Work to be completed:
For the data below, work out how many lines contain the word "your" and supply only that number.

Supplied data:
※ ※ ※
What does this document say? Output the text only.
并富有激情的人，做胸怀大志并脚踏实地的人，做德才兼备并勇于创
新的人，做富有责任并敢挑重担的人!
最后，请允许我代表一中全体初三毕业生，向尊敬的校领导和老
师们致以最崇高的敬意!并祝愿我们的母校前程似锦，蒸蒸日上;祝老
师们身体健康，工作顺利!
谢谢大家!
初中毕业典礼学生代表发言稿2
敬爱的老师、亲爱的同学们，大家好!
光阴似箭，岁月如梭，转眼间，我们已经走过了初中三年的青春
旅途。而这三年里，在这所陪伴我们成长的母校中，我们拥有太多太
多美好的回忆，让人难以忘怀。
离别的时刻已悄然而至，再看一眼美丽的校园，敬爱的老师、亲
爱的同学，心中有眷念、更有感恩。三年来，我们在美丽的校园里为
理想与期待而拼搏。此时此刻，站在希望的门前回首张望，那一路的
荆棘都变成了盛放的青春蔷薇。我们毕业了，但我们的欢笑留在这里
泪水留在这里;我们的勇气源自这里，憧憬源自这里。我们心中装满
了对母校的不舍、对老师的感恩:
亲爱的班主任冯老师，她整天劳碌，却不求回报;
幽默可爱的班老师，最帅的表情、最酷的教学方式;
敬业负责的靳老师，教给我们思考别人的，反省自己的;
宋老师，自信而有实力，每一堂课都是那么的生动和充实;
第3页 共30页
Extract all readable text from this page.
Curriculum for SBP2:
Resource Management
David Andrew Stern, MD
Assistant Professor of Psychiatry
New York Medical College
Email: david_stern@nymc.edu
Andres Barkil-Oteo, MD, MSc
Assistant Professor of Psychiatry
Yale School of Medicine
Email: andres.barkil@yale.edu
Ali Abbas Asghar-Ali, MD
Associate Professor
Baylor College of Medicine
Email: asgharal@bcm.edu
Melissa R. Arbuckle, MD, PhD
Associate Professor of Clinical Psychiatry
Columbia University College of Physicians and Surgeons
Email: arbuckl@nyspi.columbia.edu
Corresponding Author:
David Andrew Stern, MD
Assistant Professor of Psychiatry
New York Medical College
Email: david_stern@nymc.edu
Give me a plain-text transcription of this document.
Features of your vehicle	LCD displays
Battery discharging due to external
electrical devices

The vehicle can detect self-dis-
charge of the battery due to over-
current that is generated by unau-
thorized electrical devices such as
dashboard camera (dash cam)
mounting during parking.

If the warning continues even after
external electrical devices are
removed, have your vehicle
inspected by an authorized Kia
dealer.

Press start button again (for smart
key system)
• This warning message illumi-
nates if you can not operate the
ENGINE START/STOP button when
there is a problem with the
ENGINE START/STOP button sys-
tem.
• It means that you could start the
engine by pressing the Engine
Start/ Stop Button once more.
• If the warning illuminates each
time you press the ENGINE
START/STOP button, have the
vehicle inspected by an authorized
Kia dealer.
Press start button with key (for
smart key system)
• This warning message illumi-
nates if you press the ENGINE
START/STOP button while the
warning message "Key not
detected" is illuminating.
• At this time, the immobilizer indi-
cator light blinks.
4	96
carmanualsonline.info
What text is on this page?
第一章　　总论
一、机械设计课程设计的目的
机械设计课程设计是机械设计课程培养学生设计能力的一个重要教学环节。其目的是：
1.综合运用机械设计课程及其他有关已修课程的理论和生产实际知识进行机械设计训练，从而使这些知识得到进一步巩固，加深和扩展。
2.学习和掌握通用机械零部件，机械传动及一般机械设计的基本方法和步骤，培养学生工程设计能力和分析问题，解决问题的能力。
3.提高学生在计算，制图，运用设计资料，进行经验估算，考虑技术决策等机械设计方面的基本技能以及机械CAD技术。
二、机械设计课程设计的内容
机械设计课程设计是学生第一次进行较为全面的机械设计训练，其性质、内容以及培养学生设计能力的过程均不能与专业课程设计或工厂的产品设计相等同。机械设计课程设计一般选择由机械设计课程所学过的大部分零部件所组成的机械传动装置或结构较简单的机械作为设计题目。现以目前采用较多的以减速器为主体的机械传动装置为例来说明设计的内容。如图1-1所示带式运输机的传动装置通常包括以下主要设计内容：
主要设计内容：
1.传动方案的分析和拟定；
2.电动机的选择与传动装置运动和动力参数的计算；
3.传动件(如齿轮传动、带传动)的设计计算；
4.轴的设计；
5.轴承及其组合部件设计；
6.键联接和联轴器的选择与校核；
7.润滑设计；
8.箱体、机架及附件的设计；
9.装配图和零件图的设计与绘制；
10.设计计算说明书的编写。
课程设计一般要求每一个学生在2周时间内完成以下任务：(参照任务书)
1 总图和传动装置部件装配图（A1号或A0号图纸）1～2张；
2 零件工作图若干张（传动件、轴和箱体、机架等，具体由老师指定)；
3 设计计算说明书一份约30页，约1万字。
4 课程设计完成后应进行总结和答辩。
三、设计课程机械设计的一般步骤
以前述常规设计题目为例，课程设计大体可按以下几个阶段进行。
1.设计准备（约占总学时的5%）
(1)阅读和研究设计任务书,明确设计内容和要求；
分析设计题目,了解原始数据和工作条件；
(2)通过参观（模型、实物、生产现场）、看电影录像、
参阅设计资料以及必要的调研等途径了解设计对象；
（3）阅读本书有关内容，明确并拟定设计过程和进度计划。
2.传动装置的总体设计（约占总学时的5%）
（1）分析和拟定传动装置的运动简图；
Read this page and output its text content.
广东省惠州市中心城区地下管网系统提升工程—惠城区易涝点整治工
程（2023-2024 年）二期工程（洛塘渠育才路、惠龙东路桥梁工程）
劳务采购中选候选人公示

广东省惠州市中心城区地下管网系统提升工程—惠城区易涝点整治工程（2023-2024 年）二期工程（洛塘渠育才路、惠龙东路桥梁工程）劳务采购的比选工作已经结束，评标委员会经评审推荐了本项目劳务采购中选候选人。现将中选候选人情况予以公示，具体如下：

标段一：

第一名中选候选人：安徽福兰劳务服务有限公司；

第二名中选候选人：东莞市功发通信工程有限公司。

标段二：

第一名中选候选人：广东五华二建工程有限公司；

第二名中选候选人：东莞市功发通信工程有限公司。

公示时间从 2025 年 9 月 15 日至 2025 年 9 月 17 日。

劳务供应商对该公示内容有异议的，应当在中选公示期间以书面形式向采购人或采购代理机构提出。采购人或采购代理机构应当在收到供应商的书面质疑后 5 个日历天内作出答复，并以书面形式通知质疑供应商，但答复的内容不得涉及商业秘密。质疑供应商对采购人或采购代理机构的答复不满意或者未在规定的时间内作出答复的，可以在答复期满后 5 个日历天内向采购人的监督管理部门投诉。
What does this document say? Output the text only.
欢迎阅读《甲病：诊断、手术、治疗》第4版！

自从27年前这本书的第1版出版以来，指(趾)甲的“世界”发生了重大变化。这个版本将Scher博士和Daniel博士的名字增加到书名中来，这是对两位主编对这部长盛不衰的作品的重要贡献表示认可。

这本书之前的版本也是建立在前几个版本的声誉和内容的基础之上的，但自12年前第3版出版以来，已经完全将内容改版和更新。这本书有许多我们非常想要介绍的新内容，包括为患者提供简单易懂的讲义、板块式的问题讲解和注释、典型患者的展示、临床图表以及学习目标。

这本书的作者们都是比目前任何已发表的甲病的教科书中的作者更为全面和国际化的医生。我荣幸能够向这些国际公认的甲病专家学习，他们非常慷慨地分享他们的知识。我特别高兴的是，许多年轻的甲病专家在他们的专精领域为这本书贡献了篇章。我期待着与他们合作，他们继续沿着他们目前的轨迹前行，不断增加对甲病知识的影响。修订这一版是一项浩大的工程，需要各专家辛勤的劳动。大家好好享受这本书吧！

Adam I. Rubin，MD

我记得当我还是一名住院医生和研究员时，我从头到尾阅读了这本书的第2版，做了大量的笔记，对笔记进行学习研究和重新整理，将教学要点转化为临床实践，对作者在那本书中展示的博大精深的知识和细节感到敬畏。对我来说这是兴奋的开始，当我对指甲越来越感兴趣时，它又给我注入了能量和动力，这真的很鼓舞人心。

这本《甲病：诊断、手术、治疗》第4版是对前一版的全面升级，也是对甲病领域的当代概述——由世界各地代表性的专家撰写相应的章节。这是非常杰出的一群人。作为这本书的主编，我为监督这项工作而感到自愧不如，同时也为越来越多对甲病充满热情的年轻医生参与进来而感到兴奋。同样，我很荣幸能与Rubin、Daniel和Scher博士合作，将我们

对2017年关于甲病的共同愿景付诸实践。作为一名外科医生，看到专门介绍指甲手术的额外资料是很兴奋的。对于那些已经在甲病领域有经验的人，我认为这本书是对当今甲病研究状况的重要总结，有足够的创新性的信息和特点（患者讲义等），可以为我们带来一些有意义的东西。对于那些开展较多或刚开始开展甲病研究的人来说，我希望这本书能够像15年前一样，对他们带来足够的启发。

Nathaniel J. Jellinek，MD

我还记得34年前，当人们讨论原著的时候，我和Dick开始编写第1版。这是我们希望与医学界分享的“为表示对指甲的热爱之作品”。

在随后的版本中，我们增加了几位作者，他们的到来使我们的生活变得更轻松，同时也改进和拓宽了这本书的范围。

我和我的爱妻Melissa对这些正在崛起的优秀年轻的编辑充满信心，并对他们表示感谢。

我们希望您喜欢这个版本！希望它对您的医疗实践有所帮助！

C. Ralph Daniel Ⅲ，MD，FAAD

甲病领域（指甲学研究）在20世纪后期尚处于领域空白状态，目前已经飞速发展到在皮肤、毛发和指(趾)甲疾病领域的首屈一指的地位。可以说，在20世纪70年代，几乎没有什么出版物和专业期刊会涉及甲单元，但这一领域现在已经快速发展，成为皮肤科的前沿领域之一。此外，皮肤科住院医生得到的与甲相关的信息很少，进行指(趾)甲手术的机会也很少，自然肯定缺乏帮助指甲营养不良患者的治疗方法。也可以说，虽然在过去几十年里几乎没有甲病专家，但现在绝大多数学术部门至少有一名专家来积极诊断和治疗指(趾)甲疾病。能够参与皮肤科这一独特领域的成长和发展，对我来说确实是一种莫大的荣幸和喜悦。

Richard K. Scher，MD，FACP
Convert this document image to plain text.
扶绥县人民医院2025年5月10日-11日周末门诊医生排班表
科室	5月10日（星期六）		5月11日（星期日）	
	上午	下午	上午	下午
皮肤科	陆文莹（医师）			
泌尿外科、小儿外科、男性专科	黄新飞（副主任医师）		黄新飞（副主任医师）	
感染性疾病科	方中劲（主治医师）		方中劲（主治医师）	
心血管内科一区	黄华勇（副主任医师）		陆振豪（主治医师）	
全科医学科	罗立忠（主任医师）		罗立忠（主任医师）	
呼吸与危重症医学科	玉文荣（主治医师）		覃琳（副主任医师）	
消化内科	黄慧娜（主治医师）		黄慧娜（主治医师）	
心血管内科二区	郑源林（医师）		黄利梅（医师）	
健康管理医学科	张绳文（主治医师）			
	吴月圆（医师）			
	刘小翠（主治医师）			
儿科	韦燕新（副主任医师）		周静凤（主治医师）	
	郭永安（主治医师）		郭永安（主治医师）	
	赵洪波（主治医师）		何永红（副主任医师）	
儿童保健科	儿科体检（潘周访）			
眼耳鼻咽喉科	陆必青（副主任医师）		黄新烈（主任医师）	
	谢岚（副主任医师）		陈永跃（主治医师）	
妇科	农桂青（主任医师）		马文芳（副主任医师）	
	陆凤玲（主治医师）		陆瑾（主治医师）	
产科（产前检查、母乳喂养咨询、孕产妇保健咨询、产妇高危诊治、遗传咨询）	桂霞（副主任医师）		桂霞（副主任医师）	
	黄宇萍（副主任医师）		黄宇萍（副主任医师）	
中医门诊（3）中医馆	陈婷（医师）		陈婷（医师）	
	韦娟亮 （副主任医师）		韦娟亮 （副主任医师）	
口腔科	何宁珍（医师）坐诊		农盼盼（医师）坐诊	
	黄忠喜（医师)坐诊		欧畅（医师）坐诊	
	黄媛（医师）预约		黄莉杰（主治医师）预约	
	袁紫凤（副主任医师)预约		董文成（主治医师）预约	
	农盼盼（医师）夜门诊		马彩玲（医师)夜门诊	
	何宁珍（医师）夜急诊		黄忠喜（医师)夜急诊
※ ※ ※
Complete answer:
2